What this task involves — Put everything from the start of the listing down to the line containing "Text: ONES: ONES [787,191,820,205]" into a JSON list of strings, one string per line, leaving out any blank lines.

Available records —
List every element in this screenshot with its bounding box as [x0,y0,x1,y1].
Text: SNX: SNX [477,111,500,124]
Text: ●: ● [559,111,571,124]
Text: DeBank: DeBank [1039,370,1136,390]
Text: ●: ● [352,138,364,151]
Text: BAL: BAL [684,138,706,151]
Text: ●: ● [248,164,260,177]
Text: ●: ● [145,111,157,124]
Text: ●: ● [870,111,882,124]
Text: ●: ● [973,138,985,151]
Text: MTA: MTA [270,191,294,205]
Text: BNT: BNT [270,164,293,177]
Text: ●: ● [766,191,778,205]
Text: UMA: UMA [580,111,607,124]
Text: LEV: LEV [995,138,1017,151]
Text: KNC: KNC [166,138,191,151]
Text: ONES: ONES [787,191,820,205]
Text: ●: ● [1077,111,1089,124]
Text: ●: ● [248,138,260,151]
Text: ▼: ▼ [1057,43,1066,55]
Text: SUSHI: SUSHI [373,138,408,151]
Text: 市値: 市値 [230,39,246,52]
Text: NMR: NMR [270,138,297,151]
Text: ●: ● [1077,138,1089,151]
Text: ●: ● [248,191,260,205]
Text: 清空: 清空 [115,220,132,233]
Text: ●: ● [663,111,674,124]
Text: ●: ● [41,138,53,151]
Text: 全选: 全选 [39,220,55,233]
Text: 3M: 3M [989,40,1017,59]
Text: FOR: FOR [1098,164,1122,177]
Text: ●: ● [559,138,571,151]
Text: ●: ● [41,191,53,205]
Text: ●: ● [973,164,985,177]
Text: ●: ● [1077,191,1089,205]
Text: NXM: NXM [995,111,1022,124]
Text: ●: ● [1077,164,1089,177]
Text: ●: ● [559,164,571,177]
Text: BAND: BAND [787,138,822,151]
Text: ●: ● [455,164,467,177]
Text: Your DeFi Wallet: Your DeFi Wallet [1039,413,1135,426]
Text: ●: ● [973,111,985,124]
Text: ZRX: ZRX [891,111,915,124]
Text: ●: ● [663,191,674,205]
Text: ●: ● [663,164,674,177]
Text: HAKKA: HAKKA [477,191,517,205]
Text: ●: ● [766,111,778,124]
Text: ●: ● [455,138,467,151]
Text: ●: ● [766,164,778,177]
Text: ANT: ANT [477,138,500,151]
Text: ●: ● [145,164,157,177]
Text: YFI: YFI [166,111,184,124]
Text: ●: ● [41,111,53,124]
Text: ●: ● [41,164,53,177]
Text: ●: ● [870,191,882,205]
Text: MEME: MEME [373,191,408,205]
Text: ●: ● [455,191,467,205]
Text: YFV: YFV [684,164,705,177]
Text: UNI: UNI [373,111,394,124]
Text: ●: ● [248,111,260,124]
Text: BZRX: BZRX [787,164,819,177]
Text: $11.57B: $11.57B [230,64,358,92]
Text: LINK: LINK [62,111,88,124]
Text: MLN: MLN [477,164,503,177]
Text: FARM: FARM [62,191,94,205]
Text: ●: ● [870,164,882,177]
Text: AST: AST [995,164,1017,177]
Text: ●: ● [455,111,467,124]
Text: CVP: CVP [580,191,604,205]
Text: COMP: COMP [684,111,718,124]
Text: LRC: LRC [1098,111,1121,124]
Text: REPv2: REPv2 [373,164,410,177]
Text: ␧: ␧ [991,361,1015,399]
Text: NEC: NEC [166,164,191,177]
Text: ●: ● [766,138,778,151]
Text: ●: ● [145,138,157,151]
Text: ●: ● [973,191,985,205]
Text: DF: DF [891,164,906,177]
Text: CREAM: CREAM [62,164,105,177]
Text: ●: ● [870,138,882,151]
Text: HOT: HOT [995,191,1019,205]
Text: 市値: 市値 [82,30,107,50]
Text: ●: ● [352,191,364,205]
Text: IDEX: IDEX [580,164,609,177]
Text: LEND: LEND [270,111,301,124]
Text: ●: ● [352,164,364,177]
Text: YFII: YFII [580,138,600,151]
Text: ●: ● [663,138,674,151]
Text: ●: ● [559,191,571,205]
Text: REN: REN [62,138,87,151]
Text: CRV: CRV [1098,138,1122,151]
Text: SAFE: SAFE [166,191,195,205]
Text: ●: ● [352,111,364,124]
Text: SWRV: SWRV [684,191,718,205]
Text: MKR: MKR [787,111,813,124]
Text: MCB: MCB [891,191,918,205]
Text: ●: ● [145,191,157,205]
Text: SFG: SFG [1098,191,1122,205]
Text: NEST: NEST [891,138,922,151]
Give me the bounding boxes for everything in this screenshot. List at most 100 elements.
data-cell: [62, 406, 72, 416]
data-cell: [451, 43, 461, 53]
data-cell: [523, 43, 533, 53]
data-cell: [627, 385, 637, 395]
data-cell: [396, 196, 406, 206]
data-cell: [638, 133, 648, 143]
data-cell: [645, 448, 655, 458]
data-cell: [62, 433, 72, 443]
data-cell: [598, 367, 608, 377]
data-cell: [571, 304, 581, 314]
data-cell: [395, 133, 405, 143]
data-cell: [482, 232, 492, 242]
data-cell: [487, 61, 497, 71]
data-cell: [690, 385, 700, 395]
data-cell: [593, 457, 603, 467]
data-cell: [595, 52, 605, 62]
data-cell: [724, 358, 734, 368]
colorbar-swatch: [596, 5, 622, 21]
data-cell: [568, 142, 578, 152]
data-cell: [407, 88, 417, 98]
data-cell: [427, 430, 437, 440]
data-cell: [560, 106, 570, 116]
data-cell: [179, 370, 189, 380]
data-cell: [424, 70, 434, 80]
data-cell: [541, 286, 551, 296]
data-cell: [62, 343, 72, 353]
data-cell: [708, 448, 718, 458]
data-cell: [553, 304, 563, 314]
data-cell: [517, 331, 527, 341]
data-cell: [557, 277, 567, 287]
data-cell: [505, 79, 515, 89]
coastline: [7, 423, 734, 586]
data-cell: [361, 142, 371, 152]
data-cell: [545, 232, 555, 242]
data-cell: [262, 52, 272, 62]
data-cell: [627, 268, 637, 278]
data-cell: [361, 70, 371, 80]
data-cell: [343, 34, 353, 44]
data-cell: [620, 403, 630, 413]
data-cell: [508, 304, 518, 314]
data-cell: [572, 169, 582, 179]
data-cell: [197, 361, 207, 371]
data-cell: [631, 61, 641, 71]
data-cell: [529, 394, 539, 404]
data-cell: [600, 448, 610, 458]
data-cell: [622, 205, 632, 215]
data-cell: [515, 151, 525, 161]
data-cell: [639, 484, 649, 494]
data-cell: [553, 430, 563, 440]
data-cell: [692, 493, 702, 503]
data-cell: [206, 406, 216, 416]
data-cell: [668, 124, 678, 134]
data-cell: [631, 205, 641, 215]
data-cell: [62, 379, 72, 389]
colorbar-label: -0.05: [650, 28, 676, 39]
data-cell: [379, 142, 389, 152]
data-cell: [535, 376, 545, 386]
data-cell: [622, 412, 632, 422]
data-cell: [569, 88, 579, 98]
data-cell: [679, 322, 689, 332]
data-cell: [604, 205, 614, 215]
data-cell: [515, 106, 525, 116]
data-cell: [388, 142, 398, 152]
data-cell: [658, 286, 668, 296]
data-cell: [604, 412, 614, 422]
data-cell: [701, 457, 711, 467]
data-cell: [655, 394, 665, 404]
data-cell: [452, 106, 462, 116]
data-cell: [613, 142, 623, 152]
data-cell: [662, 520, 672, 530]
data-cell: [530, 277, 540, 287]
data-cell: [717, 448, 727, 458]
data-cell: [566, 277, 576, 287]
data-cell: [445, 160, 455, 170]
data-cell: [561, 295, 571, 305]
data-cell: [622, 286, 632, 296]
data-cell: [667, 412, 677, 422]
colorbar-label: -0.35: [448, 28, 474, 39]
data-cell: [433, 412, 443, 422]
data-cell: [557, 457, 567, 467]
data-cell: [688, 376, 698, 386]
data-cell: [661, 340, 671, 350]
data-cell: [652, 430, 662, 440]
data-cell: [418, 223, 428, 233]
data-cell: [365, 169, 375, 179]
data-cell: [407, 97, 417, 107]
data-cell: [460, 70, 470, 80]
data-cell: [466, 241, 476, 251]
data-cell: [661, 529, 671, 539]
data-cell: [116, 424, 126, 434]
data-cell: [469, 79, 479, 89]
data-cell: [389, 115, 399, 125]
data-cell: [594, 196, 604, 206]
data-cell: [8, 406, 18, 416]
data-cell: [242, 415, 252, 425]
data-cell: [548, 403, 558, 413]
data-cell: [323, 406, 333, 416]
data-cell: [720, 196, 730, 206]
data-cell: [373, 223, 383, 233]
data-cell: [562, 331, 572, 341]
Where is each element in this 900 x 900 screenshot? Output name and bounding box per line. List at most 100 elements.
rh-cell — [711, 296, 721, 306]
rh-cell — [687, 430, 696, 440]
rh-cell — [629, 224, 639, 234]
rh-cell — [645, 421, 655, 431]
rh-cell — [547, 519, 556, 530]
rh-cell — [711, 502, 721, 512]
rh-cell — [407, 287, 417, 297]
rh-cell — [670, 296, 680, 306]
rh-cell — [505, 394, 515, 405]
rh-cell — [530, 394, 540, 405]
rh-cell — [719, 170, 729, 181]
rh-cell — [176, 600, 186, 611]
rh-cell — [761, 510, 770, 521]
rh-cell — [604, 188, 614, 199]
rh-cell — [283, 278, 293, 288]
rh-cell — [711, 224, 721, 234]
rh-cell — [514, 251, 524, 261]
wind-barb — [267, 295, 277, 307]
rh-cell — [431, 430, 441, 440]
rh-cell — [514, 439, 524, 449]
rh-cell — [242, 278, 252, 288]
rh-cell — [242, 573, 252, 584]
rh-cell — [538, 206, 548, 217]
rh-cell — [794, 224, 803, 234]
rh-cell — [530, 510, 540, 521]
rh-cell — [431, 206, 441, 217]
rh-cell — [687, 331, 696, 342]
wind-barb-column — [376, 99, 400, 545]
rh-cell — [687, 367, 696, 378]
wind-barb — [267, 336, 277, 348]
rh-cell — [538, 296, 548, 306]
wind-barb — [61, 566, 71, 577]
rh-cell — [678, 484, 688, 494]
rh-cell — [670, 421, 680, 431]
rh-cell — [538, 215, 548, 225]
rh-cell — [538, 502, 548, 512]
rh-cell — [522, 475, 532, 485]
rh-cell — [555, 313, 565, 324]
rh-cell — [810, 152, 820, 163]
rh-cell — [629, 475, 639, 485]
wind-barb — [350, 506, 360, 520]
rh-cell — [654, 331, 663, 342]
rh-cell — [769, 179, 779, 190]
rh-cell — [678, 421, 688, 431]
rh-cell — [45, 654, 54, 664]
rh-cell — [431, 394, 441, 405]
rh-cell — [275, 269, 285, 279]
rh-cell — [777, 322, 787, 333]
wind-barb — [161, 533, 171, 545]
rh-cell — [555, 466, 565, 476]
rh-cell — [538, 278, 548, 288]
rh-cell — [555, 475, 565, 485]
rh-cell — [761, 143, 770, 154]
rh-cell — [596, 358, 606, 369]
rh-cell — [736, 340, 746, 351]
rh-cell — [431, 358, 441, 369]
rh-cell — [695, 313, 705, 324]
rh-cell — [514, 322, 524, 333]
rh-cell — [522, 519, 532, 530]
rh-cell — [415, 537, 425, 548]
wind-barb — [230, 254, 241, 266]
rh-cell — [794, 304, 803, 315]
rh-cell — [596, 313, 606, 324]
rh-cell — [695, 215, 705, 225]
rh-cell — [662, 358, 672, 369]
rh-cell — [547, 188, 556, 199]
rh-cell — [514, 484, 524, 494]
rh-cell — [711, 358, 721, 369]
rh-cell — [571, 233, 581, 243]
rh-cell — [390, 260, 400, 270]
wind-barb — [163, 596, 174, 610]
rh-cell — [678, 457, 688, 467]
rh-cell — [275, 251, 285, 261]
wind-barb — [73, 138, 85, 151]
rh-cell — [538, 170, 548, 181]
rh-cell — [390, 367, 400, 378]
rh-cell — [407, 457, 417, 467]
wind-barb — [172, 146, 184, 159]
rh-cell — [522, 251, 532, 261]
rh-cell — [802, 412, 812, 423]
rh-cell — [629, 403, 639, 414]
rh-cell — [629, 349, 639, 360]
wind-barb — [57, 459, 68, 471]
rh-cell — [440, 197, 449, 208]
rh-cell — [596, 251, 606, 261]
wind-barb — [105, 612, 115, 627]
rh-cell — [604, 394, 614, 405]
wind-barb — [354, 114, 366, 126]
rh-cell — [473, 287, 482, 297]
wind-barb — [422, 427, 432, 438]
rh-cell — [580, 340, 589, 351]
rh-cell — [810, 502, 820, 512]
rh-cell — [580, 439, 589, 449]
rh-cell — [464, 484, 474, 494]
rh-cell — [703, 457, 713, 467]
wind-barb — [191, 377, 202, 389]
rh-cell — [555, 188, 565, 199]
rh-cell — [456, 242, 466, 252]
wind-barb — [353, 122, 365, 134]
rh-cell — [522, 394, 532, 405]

Result of this exercise —
[
  "List every element in this screenshot with its bounding box as [x0,y0,x1,y1].",
  "Text: SNX: SNX [477,111,500,124]",
  "Text: ●: ● [559,111,571,124]",
  "Text: DeBank: DeBank [1039,370,1136,390]",
  "Text: ●: ● [352,138,364,151]",
  "Text: BAL: BAL [684,138,706,151]",
  "Text: ●: ● [248,164,260,177]",
  "Text: ●: ● [145,111,157,124]",
  "Text: ●: ● [870,111,882,124]",
  "Text: ●: ● [973,138,985,151]",
  "Text: MTA: MTA [270,191,294,205]",
  "Text: BNT: BNT [270,164,293,177]",
  "Text: ●: ● [766,191,778,205]",
  "Text: UMA: UMA [580,111,607,124]",
  "Text: LEV: LEV [995,138,1017,151]",
  "Text: KNC: KNC [166,138,191,151]",
  "Text: ONES: ONES [787,191,820,205]"
]